■ **SET TASK**
Reproduce the listing below in full and without alteration, apart from its pictures.

☆ ☆ ☆ ☆

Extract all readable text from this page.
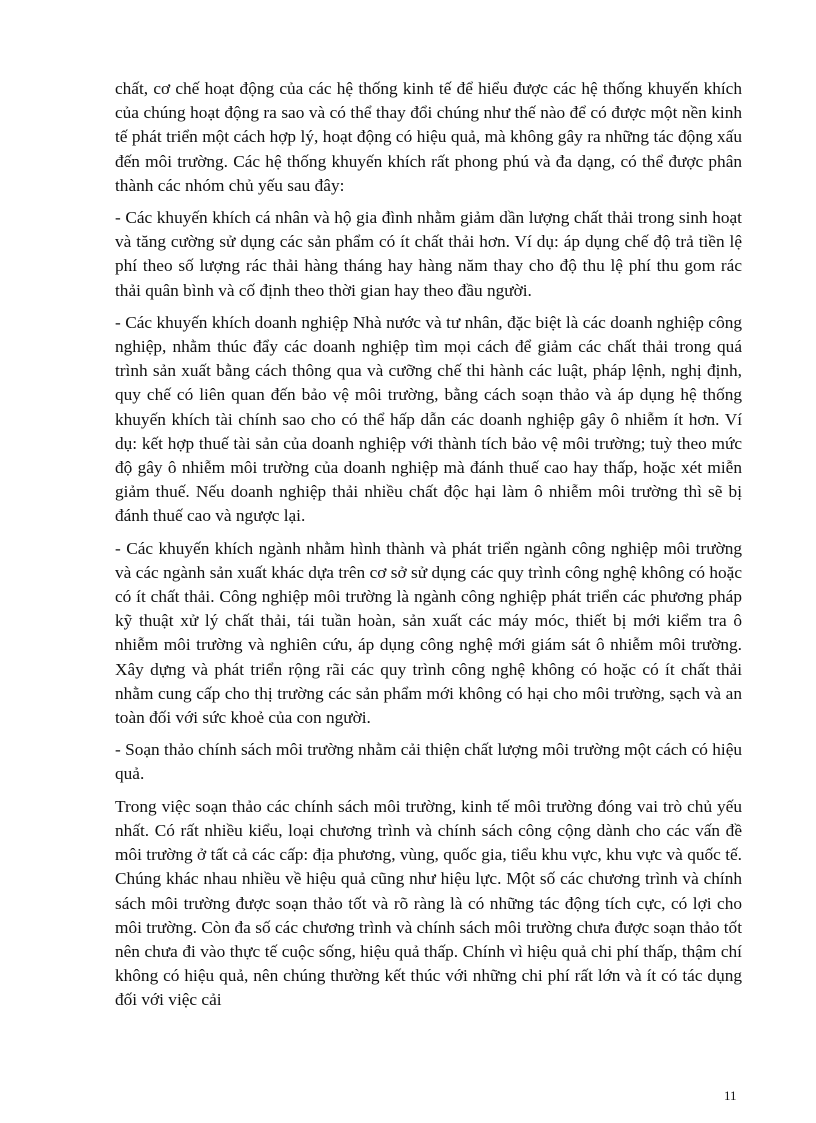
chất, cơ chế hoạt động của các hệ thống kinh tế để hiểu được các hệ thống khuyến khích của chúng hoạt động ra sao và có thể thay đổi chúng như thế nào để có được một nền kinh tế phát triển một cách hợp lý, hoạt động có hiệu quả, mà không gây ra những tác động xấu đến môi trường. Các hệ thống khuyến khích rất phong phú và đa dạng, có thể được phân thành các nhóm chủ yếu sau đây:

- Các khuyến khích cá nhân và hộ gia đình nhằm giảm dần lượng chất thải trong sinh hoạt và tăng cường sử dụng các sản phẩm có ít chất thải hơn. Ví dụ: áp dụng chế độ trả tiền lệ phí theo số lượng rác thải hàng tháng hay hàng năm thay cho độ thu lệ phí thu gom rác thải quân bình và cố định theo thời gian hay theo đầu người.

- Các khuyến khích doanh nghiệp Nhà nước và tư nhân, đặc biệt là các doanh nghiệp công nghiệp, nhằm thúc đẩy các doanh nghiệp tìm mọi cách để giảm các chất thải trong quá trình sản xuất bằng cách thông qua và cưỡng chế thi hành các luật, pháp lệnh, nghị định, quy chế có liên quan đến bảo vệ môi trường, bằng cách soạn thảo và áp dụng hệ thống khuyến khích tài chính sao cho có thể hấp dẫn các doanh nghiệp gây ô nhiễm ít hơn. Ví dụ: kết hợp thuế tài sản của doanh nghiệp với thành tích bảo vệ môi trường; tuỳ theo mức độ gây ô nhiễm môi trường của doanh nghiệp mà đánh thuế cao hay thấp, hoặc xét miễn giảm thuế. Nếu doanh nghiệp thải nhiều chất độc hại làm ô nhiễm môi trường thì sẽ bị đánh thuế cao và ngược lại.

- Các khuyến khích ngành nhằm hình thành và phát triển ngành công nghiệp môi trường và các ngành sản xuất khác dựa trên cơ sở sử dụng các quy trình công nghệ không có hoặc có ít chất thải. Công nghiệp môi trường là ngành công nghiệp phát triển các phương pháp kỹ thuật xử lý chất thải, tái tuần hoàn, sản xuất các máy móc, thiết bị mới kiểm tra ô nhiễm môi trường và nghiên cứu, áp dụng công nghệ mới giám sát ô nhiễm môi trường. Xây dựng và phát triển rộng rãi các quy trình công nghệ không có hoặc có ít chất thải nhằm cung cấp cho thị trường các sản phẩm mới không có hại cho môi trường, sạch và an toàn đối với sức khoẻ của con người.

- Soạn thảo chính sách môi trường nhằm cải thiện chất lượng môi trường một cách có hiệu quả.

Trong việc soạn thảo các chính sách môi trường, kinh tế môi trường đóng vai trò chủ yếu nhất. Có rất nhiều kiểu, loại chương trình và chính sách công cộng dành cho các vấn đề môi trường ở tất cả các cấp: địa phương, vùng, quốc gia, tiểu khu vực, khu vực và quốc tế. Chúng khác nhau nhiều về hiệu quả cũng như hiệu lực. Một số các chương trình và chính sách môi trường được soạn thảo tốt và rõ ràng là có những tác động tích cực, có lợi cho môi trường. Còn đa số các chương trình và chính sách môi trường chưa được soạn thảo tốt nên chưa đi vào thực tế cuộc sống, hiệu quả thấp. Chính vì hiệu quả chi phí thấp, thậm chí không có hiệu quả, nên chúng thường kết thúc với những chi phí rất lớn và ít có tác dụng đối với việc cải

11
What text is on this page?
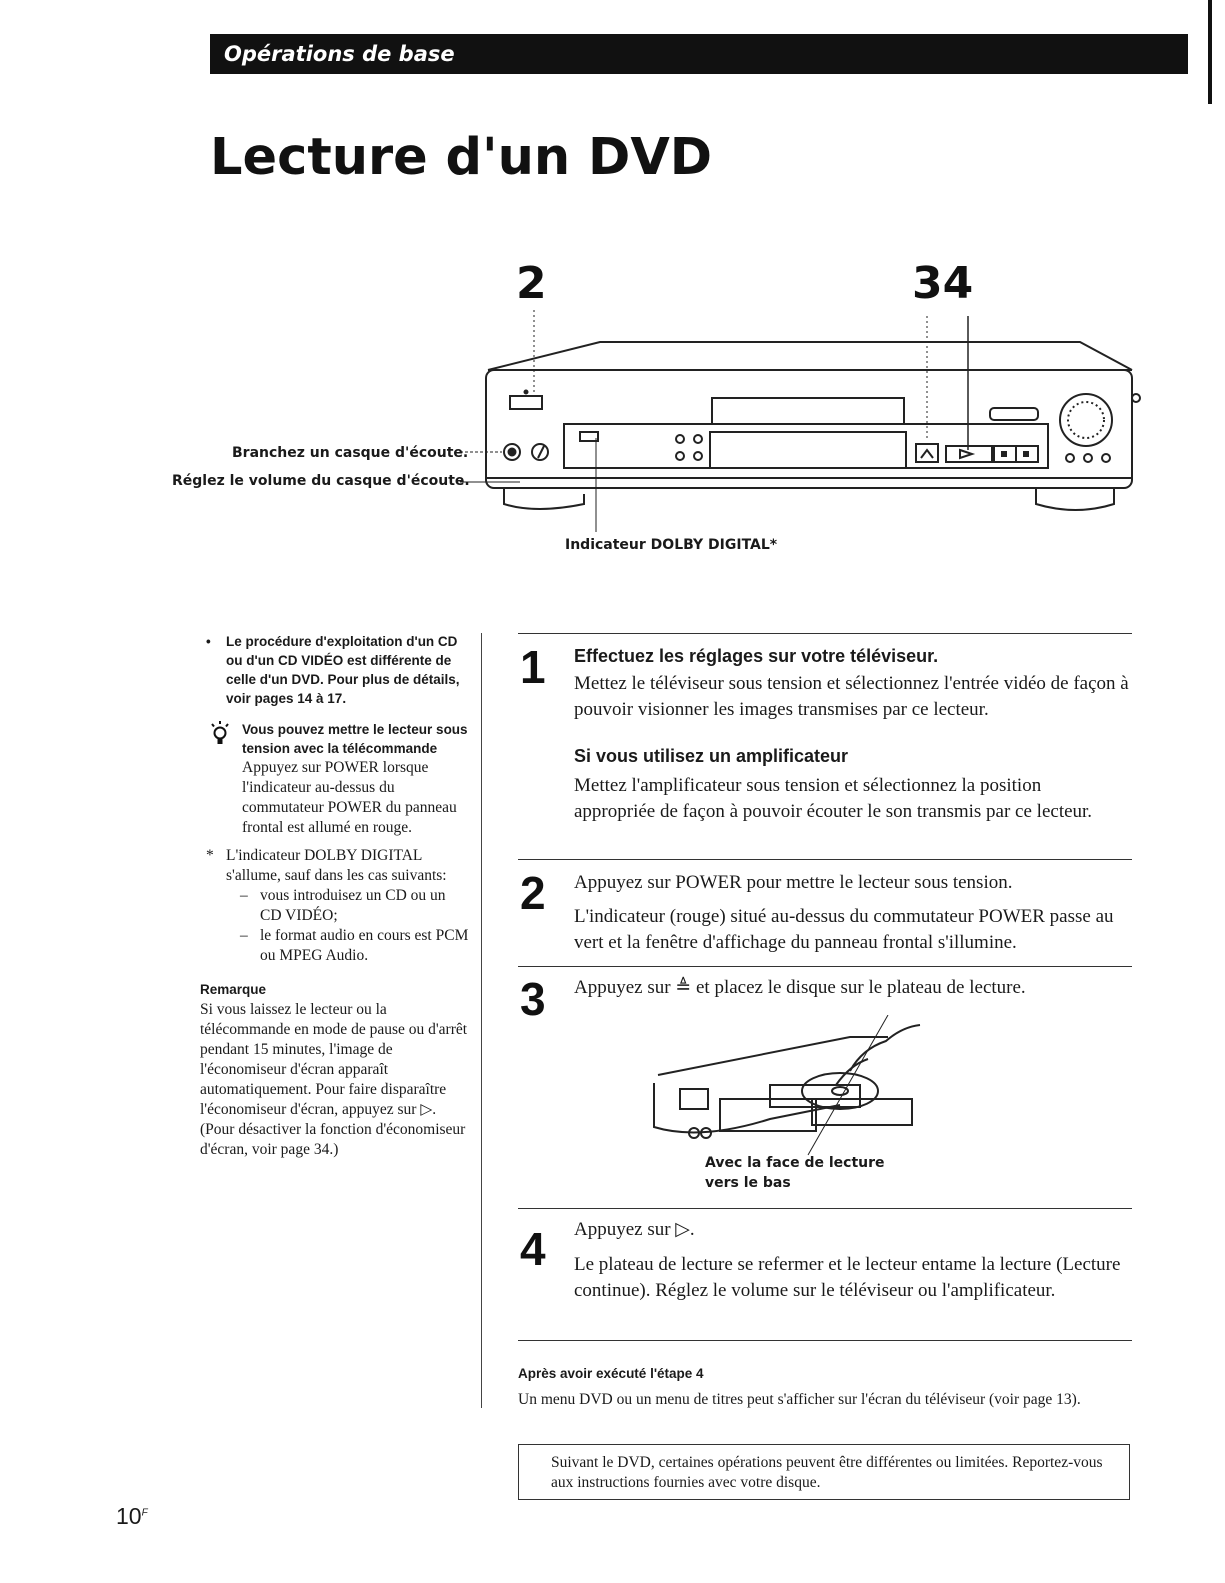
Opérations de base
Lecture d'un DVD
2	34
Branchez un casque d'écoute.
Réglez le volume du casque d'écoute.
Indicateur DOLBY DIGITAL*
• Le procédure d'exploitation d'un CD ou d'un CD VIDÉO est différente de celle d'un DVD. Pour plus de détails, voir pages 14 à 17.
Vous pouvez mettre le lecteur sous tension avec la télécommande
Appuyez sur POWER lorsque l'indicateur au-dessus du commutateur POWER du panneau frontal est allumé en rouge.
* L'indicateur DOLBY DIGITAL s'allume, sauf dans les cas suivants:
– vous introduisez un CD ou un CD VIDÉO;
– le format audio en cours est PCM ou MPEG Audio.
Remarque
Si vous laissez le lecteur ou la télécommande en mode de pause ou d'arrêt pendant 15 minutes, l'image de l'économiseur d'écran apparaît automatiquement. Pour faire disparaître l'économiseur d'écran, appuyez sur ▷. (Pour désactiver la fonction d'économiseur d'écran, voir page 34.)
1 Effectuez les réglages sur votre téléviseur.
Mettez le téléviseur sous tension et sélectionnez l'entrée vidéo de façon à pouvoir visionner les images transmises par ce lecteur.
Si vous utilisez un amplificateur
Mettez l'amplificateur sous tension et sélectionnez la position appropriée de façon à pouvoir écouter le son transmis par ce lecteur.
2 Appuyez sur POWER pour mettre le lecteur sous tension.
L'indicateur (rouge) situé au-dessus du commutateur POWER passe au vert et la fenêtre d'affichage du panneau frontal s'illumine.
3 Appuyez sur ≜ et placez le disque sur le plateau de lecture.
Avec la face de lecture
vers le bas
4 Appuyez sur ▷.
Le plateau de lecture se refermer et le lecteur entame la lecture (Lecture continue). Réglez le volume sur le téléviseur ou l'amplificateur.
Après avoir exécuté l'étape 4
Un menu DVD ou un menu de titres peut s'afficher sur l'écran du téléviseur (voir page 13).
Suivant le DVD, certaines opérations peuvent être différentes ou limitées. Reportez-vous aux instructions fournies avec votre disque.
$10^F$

☆ ☆ ☆ ☆

■ **WORKED ANSWER**
Extract all readable text from this page.
chất, cơ chế hoạt động của các hệ thống kinh tế để hiểu được các hệ thống khuyến khích của chúng hoạt động ra sao và có thể thay đổi chúng như thế nào để có được một nền kinh tế phát triển một cách hợp lý, hoạt động có hiệu quả, mà không gây ra những tác động xấu đến môi trường. Các hệ thống khuyến khích rất phong phú và đa dạng, có thể được phân thành các nhóm chủ yếu sau đây:

- Các khuyến khích cá nhân và hộ gia đình nhằm giảm dần lượng chất thải trong sinh hoạt và tăng cường sử dụng các sản phẩm có ít chất thải hơn. Ví dụ: áp dụng chế độ trả tiền lệ phí theo số lượng rác thải hàng tháng hay hàng năm thay cho độ thu lệ phí thu gom rác thải quân bình và cố định theo thời gian hay theo đầu người.

- Các khuyến khích doanh nghiệp Nhà nước và tư nhân, đặc biệt là các doanh nghiệp công nghiệp, nhằm thúc đẩy các doanh nghiệp tìm mọi cách để giảm các chất thải trong quá trình sản xuất bằng cách thông qua và cưỡng chế thi hành các luật, pháp lệnh, nghị định, quy chế có liên quan đến bảo vệ môi trường, bằng cách soạn thảo và áp dụng hệ thống khuyến khích tài chính sao cho có thể hấp dẫn các doanh nghiệp gây ô nhiễm ít hơn. Ví dụ: kết hợp thuế tài sản của doanh nghiệp với thành tích bảo vệ môi trường; tuỳ theo mức độ gây ô nhiễm môi trường của doanh nghiệp mà đánh thuế cao hay thấp, hoặc xét miễn giảm thuế. Nếu doanh nghiệp thải nhiều chất độc hại làm ô nhiễm môi trường thì sẽ bị đánh thuế cao và ngược lại.

- Các khuyến khích ngành nhằm hình thành và phát triển ngành công nghiệp môi trường và các ngành sản xuất khác dựa trên cơ sở sử dụng các quy trình công nghệ không có hoặc có ít chất thải. Công nghiệp môi trường là ngành công nghiệp phát triển các phương pháp kỹ thuật xử lý chất thải, tái tuần hoàn, sản xuất các máy móc, thiết bị mới kiểm tra ô nhiễm môi trường và nghiên cứu, áp dụng công nghệ mới giám sát ô nhiễm môi trường. Xây dựng và phát triển rộng rãi các quy trình công nghệ không có hoặc có ít chất thải nhằm cung cấp cho thị trường các sản phẩm mới không có hại cho môi trường, sạch và an toàn đối với sức khoẻ của con người.

- Soạn thảo chính sách môi trường nhằm cải thiện chất lượng môi trường một cách có hiệu quả.

Trong việc soạn thảo các chính sách môi trường, kinh tế môi trường đóng vai trò chủ yếu nhất. Có rất nhiều kiểu, loại chương trình và chính sách công cộng dành cho các vấn đề môi trường ở tất cả các cấp: địa phương, vùng, quốc gia, tiểu khu vực, khu vực và quốc tế. Chúng khác nhau nhiều về hiệu quả cũng như hiệu lực. Một số các chương trình và chính sách môi trường được soạn thảo tốt và rõ ràng là có những tác động tích cực, có lợi cho môi trường. Còn đa số các chương trình và chính sách môi trường chưa được soạn thảo tốt nên chưa đi vào thực tế cuộc sống, hiệu quả thấp. Chính vì hiệu quả chi phí thấp, thậm chí không có hiệu quả, nên chúng thường kết thúc với những chi phí rất lớn và ít có tác dụng đối với việc cải

11
What text is on this page?
Opérations de base
Lecture d'un DVD
2	34
Branchez un casque d'écoute.
Réglez le volume du casque d'écoute.
Indicateur DOLBY DIGITAL*
• Le procédure d'exploitation d'un CD ou d'un CD VIDÉO est différente de celle d'un DVD. Pour plus de détails, voir pages 14 à 17.
Vous pouvez mettre le lecteur sous tension avec la télécommande
Appuyez sur POWER lorsque l'indicateur au-dessus du commutateur POWER du panneau frontal est allumé en rouge.
* L'indicateur DOLBY DIGITAL s'allume, sauf dans les cas suivants:
– vous introduisez un CD ou un CD VIDÉO;
– le format audio en cours est PCM ou MPEG Audio.
Remarque
Si vous laissez le lecteur ou la télécommande en mode de pause ou d'arrêt pendant 15 minutes, l'image de l'économiseur d'écran apparaît automatiquement. Pour faire disparaître l'économiseur d'écran, appuyez sur ▷. (Pour désactiver la fonction d'économiseur d'écran, voir page 34.)
1 Effectuez les réglages sur votre téléviseur.
Mettez le téléviseur sous tension et sélectionnez l'entrée vidéo de façon à pouvoir visionner les images transmises par ce lecteur.
Si vous utilisez un amplificateur
Mettez l'amplificateur sous tension et sélectionnez la position appropriée de façon à pouvoir écouter le son transmis par ce lecteur.
2 Appuyez sur POWER pour mettre le lecteur sous tension.
L'indicateur (rouge) situé au-dessus du commutateur POWER passe au vert et la fenêtre d'affichage du panneau frontal s'illumine.
3 Appuyez sur ≜ et placez le disque sur le plateau de lecture.
Avec la face de lecture
vers le bas
4 Appuyez sur ▷.
Le plateau de lecture se refermer et le lecteur entame la lecture (Lecture continue). Réglez le volume sur le téléviseur ou l'amplificateur.
Après avoir exécuté l'étape 4
Un menu DVD ou un menu de titres peut s'afficher sur l'écran du téléviseur (voir page 13).
Suivant le DVD, certaines opérations peuvent être différentes ou limitées. Reportez-vous aux instructions fournies avec votre disque.
$10^F$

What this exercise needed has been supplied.